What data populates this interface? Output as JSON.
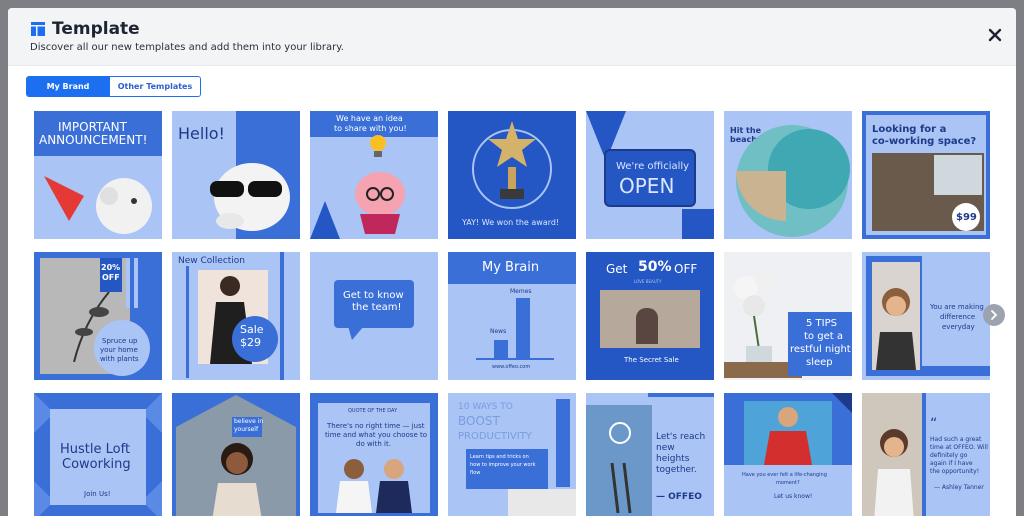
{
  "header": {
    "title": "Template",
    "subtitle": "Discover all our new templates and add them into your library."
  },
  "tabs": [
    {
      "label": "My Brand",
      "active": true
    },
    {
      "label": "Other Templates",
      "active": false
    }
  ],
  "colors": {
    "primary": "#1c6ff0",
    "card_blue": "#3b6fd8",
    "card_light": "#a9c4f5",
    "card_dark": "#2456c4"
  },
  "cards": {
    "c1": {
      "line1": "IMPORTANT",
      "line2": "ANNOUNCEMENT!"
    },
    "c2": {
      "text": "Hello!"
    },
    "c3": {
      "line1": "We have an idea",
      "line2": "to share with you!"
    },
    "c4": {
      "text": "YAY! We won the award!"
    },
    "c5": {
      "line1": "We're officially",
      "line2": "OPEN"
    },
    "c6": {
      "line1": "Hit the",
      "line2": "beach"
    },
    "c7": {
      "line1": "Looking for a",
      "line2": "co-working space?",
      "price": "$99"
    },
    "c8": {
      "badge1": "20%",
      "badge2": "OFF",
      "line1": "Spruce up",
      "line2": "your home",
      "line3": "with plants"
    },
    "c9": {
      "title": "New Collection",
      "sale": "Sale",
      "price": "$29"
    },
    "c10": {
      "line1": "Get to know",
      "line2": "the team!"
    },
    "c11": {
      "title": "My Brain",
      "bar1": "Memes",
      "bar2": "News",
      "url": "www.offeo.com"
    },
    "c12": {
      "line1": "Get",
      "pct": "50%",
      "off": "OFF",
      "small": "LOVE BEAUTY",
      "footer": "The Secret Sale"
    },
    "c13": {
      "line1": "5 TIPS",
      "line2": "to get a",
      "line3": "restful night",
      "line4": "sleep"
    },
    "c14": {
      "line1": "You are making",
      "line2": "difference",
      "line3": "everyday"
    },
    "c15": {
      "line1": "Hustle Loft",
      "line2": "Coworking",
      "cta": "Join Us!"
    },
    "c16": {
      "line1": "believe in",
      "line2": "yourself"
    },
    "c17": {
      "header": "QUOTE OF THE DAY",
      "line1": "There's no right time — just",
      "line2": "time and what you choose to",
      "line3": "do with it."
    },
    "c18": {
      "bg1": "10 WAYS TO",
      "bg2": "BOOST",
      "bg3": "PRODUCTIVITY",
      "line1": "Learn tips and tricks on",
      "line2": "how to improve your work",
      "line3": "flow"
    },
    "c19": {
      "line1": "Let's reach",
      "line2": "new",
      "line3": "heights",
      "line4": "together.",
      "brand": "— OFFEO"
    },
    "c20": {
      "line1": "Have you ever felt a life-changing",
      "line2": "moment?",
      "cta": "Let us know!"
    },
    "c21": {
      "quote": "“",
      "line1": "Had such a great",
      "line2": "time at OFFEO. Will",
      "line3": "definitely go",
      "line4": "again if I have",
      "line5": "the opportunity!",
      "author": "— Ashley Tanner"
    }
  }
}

:::::

**Given instruction**. Strip out the images, then output the records above word for word.

**Result of this exercise**.
What data populates this interface? Output as JSON.
{
  "header": {
    "title": "Template",
    "subtitle": "Discover all our new templates and add them into your library."
  },
  "tabs": [
    {
      "label": "My Brand",
      "active": true
    },
    {
      "label": "Other Templates",
      "active": false
    }
  ],
  "colors": {
    "primary": "#1c6ff0",
    "card_blue": "#3b6fd8",
    "card_light": "#a9c4f5",
    "card_dark": "#2456c4"
  },
  "cards": {
    "c1": {
      "line1": "IMPORTANT",
      "line2": "ANNOUNCEMENT!"
    },
    "c2": {
      "text": "Hello!"
    },
    "c3": {
      "line1": "We have an idea",
      "line2": "to share with you!"
    },
    "c4": {
      "text": "YAY! We won the award!"
    },
    "c5": {
      "line1": "We're officially",
      "line2": "OPEN"
    },
    "c6": {
      "line1": "Hit the",
      "line2": "beach"
    },
    "c7": {
      "line1": "Looking for a",
      "line2": "co-working space?",
      "price": "$99"
    },
    "c8": {
      "badge1": "20%",
      "badge2": "OFF",
      "line1": "Spruce up",
      "line2": "your home",
      "line3": "with plants"
    },
    "c9": {
      "title": "New Collection",
      "sale": "Sale",
      "price": "$29"
    },
    "c10": {
      "line1": "Get to know",
      "line2": "the team!"
    },
    "c11": {
      "title": "My Brain",
      "bar1": "Memes",
      "bar2": "News",
      "url": "www.offeo.com"
    },
    "c12": {
      "line1": "Get",
      "pct": "50%",
      "off": "OFF",
      "small": "LOVE BEAUTY",
      "footer": "The Secret Sale"
    },
    "c13": {
      "line1": "5 TIPS",
      "line2": "to get a",
      "line3": "restful night",
      "line4": "sleep"
    },
    "c14": {
      "line1": "You are making",
      "line2": "difference",
      "line3": "everyday"
    },
    "c15": {
      "line1": "Hustle Loft",
      "line2": "Coworking",
      "cta": "Join Us!"
    },
    "c16": {
      "line1": "believe in",
      "line2": "yourself"
    },
    "c17": {
      "header": "QUOTE OF THE DAY",
      "line1": "There's no right time — just",
      "line2": "time and what you choose to",
      "line3": "do with it."
    },
    "c18": {
      "bg1": "10 WAYS TO",
      "bg2": "BOOST",
      "bg3": "PRODUCTIVITY",
      "line1": "Learn tips and tricks on",
      "line2": "how to improve your work",
      "line3": "flow"
    },
    "c19": {
      "line1": "Let's reach",
      "line2": "new",
      "line3": "heights",
      "line4": "together.",
      "brand": "— OFFEO"
    },
    "c20": {
      "line1": "Have you ever felt a life-changing",
      "line2": "moment?",
      "cta": "Let us know!"
    },
    "c21": {
      "quote": "“",
      "line1": "Had such a great",
      "line2": "time at OFFEO. Will",
      "line3": "definitely go",
      "line4": "again if I have",
      "line5": "the opportunity!",
      "author": "— Ashley Tanner"
    }
  }
}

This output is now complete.